» **TASK REQUIREMENTS**:
Repeat the material exactly as it appears.

» **MATERIAL SUPPLIED**:
[Begin]

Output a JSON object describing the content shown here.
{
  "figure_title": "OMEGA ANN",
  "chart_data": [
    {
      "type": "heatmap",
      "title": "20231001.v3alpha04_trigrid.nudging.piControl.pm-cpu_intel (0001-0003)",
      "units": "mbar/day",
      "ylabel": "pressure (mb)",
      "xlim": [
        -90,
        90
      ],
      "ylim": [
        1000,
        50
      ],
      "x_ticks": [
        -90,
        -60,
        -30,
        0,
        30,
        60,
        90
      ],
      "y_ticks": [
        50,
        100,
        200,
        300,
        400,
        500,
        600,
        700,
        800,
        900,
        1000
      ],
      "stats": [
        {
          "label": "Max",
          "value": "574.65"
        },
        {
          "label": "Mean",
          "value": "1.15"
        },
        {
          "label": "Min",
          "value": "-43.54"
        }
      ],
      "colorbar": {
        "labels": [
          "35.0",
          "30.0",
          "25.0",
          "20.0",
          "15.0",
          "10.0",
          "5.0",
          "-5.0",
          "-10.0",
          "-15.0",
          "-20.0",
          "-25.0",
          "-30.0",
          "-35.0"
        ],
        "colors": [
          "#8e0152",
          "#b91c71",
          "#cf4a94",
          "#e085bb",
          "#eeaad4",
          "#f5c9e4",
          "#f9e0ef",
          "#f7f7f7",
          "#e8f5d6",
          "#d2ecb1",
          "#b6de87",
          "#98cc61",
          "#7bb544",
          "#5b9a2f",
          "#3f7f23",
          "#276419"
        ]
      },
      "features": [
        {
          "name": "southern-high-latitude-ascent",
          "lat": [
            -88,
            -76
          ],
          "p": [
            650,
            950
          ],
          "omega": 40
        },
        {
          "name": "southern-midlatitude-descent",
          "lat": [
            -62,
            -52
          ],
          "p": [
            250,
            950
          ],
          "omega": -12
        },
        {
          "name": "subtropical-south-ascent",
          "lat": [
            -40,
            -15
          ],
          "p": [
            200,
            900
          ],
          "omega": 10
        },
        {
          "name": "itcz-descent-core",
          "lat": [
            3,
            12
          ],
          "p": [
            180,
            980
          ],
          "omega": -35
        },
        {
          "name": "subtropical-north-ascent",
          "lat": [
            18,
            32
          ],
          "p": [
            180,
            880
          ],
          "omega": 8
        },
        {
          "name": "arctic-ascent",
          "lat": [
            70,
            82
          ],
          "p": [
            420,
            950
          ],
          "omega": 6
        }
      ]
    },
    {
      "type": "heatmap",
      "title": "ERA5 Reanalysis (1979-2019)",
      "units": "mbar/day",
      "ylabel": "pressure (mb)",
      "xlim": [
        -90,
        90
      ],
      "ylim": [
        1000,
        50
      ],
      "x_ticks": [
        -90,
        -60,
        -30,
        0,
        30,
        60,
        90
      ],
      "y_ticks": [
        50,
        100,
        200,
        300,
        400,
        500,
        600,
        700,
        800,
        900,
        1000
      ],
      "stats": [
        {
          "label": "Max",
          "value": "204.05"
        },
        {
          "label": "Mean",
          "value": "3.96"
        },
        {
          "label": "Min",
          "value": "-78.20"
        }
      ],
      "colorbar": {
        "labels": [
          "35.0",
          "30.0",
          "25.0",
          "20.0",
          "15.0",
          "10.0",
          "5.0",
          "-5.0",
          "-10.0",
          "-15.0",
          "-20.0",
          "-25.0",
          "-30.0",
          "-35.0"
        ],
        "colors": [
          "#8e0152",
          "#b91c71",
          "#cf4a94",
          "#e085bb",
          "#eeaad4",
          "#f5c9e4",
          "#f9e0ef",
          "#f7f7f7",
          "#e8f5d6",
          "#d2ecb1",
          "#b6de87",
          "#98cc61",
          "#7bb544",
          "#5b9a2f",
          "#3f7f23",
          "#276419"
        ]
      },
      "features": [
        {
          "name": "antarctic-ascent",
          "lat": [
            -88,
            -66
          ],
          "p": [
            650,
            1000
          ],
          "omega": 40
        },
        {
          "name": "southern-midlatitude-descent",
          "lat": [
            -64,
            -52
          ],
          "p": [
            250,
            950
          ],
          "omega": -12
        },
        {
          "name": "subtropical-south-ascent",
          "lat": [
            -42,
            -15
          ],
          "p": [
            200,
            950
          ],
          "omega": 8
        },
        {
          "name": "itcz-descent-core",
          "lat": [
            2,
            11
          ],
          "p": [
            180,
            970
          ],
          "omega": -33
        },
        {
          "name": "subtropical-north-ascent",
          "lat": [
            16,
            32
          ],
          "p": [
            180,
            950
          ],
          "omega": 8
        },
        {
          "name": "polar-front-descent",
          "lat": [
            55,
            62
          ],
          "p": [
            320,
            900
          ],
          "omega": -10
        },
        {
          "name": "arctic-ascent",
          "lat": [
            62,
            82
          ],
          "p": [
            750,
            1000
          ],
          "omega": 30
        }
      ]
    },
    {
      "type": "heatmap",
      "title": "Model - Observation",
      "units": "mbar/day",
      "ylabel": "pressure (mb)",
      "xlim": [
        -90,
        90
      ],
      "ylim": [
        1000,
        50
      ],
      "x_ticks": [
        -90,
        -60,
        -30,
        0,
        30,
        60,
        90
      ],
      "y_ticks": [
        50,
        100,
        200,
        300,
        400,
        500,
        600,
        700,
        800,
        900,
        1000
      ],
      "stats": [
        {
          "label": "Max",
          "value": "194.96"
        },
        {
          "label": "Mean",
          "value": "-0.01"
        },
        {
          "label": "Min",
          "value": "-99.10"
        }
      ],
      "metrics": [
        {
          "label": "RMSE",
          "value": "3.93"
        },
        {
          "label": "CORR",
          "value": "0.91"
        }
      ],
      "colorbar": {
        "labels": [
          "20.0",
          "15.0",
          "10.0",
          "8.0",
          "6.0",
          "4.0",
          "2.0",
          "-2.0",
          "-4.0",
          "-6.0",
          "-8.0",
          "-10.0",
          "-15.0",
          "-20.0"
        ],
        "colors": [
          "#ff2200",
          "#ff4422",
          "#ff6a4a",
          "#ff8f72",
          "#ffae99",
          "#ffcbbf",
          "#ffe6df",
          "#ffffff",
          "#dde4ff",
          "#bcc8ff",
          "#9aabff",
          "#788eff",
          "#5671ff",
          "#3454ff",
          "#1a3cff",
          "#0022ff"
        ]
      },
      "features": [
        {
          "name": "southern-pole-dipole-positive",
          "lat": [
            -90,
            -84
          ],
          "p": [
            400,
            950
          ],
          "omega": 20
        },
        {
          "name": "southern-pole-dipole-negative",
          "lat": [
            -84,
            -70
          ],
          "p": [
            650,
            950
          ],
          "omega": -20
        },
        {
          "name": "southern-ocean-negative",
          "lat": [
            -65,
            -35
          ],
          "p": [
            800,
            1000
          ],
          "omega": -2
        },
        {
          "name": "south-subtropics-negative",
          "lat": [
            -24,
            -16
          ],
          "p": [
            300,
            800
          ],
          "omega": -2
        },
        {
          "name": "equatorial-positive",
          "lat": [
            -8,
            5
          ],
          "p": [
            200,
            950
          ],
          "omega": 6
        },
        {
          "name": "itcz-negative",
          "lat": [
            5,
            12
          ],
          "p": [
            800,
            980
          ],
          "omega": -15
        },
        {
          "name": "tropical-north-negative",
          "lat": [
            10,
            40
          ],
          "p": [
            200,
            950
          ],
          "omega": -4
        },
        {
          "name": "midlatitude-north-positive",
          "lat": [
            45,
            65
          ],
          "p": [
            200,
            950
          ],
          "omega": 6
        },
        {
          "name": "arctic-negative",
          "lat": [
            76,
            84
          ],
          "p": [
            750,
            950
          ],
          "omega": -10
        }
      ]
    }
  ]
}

[End]

» **SOLUTION FOR THIS EXERCISE**:
Output a JSON object describing the content shown here.
{
  "figure_title": "OMEGA ANN",
  "chart_data": [
    {
      "type": "heatmap",
      "title": "20231001.v3alpha04_trigrid.nudging.piControl.pm-cpu_intel (0001-0003)",
      "units": "mbar/day",
      "ylabel": "pressure (mb)",
      "xlim": [
        -90,
        90
      ],
      "ylim": [
        1000,
        50
      ],
      "x_ticks": [
        -90,
        -60,
        -30,
        0,
        30,
        60,
        90
      ],
      "y_ticks": [
        50,
        100,
        200,
        300,
        400,
        500,
        600,
        700,
        800,
        900,
        1000
      ],
      "stats": [
        {
          "label": "Max",
          "value": "574.65"
        },
        {
          "label": "Mean",
          "value": "1.15"
        },
        {
          "label": "Min",
          "value": "-43.54"
        }
      ],
      "colorbar": {
        "labels": [
          "35.0",
          "30.0",
          "25.0",
          "20.0",
          "15.0",
          "10.0",
          "5.0",
          "-5.0",
          "-10.0",
          "-15.0",
          "-20.0",
          "-25.0",
          "-30.0",
          "-35.0"
        ],
        "colors": [
          "#8e0152",
          "#b91c71",
          "#cf4a94",
          "#e085bb",
          "#eeaad4",
          "#f5c9e4",
          "#f9e0ef",
          "#f7f7f7",
          "#e8f5d6",
          "#d2ecb1",
          "#b6de87",
          "#98cc61",
          "#7bb544",
          "#5b9a2f",
          "#3f7f23",
          "#276419"
        ]
      },
      "features": [
        {
          "name": "southern-high-latitude-ascent",
          "lat": [
            -88,
            -76
          ],
          "p": [
            650,
            950
          ],
          "omega": 40
        },
        {
          "name": "southern-midlatitude-descent",
          "lat": [
            -62,
            -52
          ],
          "p": [
            250,
            950
          ],
          "omega": -12
        },
        {
          "name": "subtropical-south-ascent",
          "lat": [
            -40,
            -15
          ],
          "p": [
            200,
            900
          ],
          "omega": 10
        },
        {
          "name": "itcz-descent-core",
          "lat": [
            3,
            12
          ],
          "p": [
            180,
            980
          ],
          "omega": -35
        },
        {
          "name": "subtropical-north-ascent",
          "lat": [
            18,
            32
          ],
          "p": [
            180,
            880
          ],
          "omega": 8
        },
        {
          "name": "arctic-ascent",
          "lat": [
            70,
            82
          ],
          "p": [
            420,
            950
          ],
          "omega": 6
        }
      ]
    },
    {
      "type": "heatmap",
      "title": "ERA5 Reanalysis (1979-2019)",
      "units": "mbar/day",
      "ylabel": "pressure (mb)",
      "xlim": [
        -90,
        90
      ],
      "ylim": [
        1000,
        50
      ],
      "x_ticks": [
        -90,
        -60,
        -30,
        0,
        30,
        60,
        90
      ],
      "y_ticks": [
        50,
        100,
        200,
        300,
        400,
        500,
        600,
        700,
        800,
        900,
        1000
      ],
      "stats": [
        {
          "label": "Max",
          "value": "204.05"
        },
        {
          "label": "Mean",
          "value": "3.96"
        },
        {
          "label": "Min",
          "value": "-78.20"
        }
      ],
      "colorbar": {
        "labels": [
          "35.0",
          "30.0",
          "25.0",
          "20.0",
          "15.0",
          "10.0",
          "5.0",
          "-5.0",
          "-10.0",
          "-15.0",
          "-20.0",
          "-25.0",
          "-30.0",
          "-35.0"
        ],
        "colors": [
          "#8e0152",
          "#b91c71",
          "#cf4a94",
          "#e085bb",
          "#eeaad4",
          "#f5c9e4",
          "#f9e0ef",
          "#f7f7f7",
          "#e8f5d6",
          "#d2ecb1",
          "#b6de87",
          "#98cc61",
          "#7bb544",
          "#5b9a2f",
          "#3f7f23",
          "#276419"
        ]
      },
      "features": [
        {
          "name": "antarctic-ascent",
          "lat": [
            -88,
            -66
          ],
          "p": [
            650,
            1000
          ],
          "omega": 40
        },
        {
          "name": "southern-midlatitude-descent",
          "lat": [
            -64,
            -52
          ],
          "p": [
            250,
            950
          ],
          "omega": -12
        },
        {
          "name": "subtropical-south-ascent",
          "lat": [
            -42,
            -15
          ],
          "p": [
            200,
            950
          ],
          "omega": 8
        },
        {
          "name": "itcz-descent-core",
          "lat": [
            2,
            11
          ],
          "p": [
            180,
            970
          ],
          "omega": -33
        },
        {
          "name": "subtropical-north-ascent",
          "lat": [
            16,
            32
          ],
          "p": [
            180,
            950
          ],
          "omega": 8
        },
        {
          "name": "polar-front-descent",
          "lat": [
            55,
            62
          ],
          "p": [
            320,
            900
          ],
          "omega": -10
        },
        {
          "name": "arctic-ascent",
          "lat": [
            62,
            82
          ],
          "p": [
            750,
            1000
          ],
          "omega": 30
        }
      ]
    },
    {
      "type": "heatmap",
      "title": "Model - Observation",
      "units": "mbar/day",
      "ylabel": "pressure (mb)",
      "xlim": [
        -90,
        90
      ],
      "ylim": [
        1000,
        50
      ],
      "x_ticks": [
        -90,
        -60,
        -30,
        0,
        30,
        60,
        90
      ],
      "y_ticks": [
        50,
        100,
        200,
        300,
        400,
        500,
        600,
        700,
        800,
        900,
        1000
      ],
      "stats": [
        {
          "label": "Max",
          "value": "194.96"
        },
        {
          "label": "Mean",
          "value": "-0.01"
        },
        {
          "label": "Min",
          "value": "-99.10"
        }
      ],
      "metrics": [
        {
          "label": "RMSE",
          "value": "3.93"
        },
        {
          "label": "CORR",
          "value": "0.91"
        }
      ],
      "colorbar": {
        "labels": [
          "20.0",
          "15.0",
          "10.0",
          "8.0",
          "6.0",
          "4.0",
          "2.0",
          "-2.0",
          "-4.0",
          "-6.0",
          "-8.0",
          "-10.0",
          "-15.0",
          "-20.0"
        ],
        "colors": [
          "#ff2200",
          "#ff4422",
          "#ff6a4a",
          "#ff8f72",
          "#ffae99",
          "#ffcbbf",
          "#ffe6df",
          "#ffffff",
          "#dde4ff",
          "#bcc8ff",
          "#9aabff",
          "#788eff",
          "#5671ff",
          "#3454ff",
          "#1a3cff",
          "#0022ff"
        ]
      },
      "features": [
        {
          "name": "southern-pole-dipole-positive",
          "lat": [
            -90,
            -84
          ],
          "p": [
            400,
            950
          ],
          "omega": 20
        },
        {
          "name": "southern-pole-dipole-negative",
          "lat": [
            -84,
            -70
          ],
          "p": [
            650,
            950
          ],
          "omega": -20
        },
        {
          "name": "southern-ocean-negative",
          "lat": [
            -65,
            -35
          ],
          "p": [
            800,
            1000
          ],
          "omega": -2
        },
        {
          "name": "south-subtropics-negative",
          "lat": [
            -24,
            -16
          ],
          "p": [
            300,
            800
          ],
          "omega": -2
        },
        {
          "name": "equatorial-positive",
          "lat": [
            -8,
            5
          ],
          "p": [
            200,
            950
          ],
          "omega": 6
        },
        {
          "name": "itcz-negative",
          "lat": [
            5,
            12
          ],
          "p": [
            800,
            980
          ],
          "omega": -15
        },
        {
          "name": "tropical-north-negative",
          "lat": [
            10,
            40
          ],
          "p": [
            200,
            950
          ],
          "omega": -4
        },
        {
          "name": "midlatitude-north-positive",
          "lat": [
            45,
            65
          ],
          "p": [
            200,
            950
          ],
          "omega": 6
        },
        {
          "name": "arctic-negative",
          "lat": [
            76,
            84
          ],
          "p": [
            750,
            950
          ],
          "omega": -10
        }
      ]
    }
  ]
}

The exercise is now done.